Hunt for the word "在利益上共享" across the entries below, copying each line that holds it.

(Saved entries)

^^^^^^^^

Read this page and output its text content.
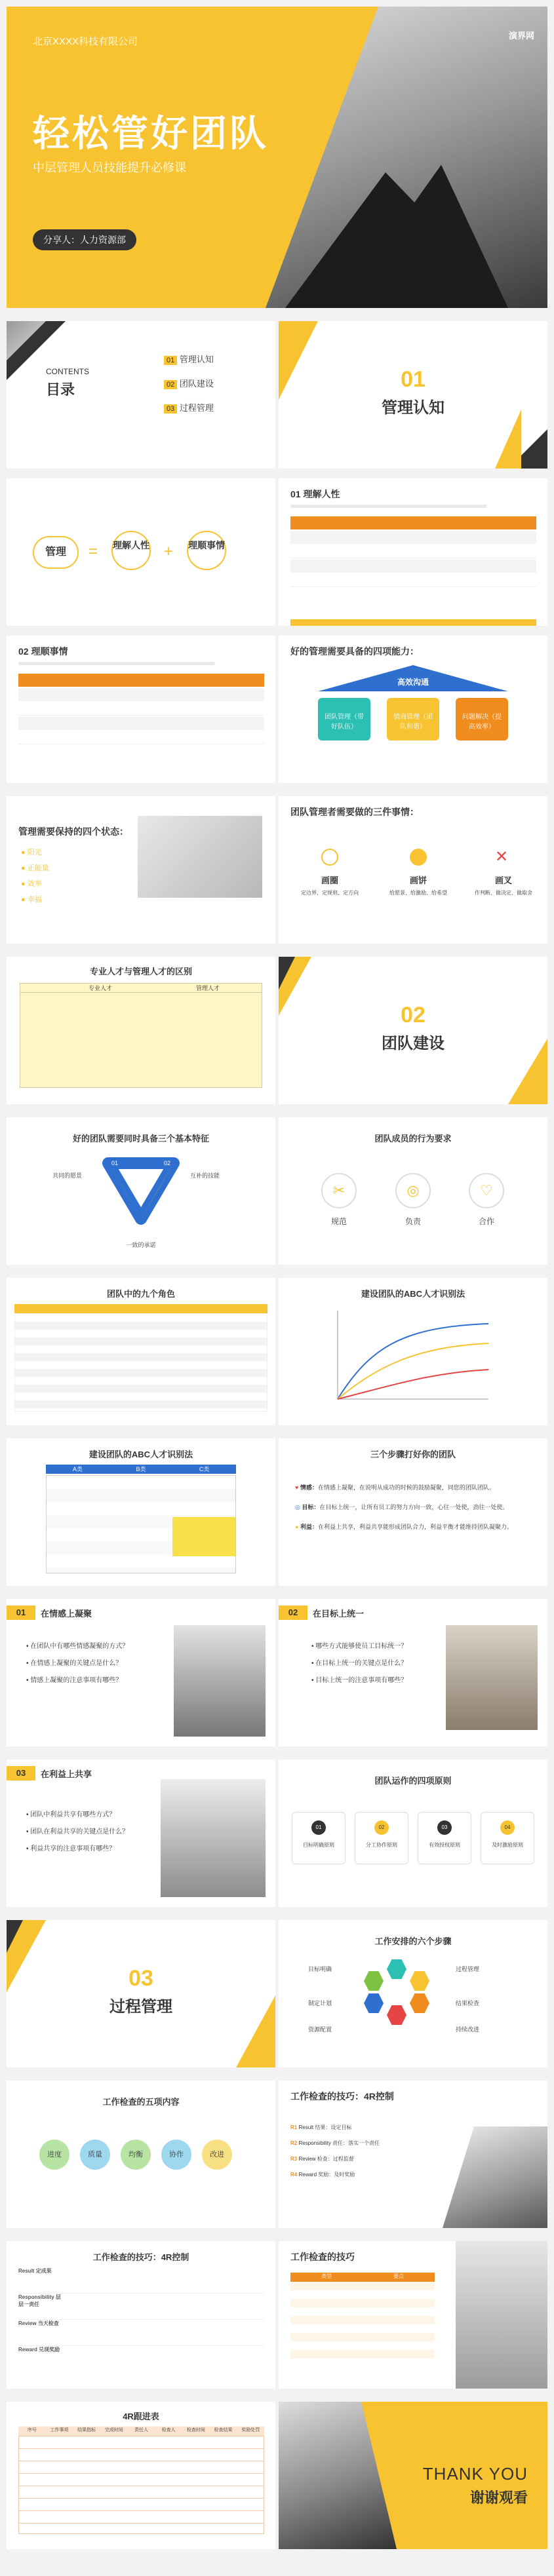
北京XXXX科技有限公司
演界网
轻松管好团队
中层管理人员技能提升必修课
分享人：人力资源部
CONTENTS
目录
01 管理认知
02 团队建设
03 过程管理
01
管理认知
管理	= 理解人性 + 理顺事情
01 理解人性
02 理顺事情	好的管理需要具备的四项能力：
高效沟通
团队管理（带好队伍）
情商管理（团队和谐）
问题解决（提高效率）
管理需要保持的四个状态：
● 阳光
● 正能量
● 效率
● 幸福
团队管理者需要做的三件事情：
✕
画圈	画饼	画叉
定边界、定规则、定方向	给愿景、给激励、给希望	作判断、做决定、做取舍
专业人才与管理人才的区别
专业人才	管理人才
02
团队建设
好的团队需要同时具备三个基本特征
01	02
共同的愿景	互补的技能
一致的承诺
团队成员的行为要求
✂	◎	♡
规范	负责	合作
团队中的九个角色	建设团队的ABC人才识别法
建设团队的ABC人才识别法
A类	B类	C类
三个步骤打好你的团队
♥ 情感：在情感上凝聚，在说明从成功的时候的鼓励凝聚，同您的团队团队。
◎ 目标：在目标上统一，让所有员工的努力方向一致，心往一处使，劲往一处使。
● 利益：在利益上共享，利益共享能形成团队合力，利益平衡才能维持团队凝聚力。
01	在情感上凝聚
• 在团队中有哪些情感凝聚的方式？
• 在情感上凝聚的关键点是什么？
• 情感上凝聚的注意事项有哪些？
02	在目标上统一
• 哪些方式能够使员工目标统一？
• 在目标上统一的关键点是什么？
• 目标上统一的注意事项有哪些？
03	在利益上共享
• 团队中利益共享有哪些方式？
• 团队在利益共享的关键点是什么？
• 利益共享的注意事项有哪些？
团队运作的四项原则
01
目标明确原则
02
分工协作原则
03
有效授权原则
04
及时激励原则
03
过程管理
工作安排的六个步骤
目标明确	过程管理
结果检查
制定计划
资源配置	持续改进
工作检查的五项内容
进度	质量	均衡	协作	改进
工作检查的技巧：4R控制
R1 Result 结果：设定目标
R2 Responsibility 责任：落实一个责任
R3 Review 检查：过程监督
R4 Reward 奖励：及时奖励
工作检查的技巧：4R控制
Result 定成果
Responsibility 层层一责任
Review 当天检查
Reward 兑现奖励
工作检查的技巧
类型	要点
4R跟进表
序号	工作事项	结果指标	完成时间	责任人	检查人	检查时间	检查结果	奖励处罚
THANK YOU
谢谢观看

^^^^^^^^

*ANSWER TO THIS PROBLEM*
● 利益：在利益上共享，利益共享能形成团队合力，利益平衡才能维持团队凝聚力。
03	在利益上共享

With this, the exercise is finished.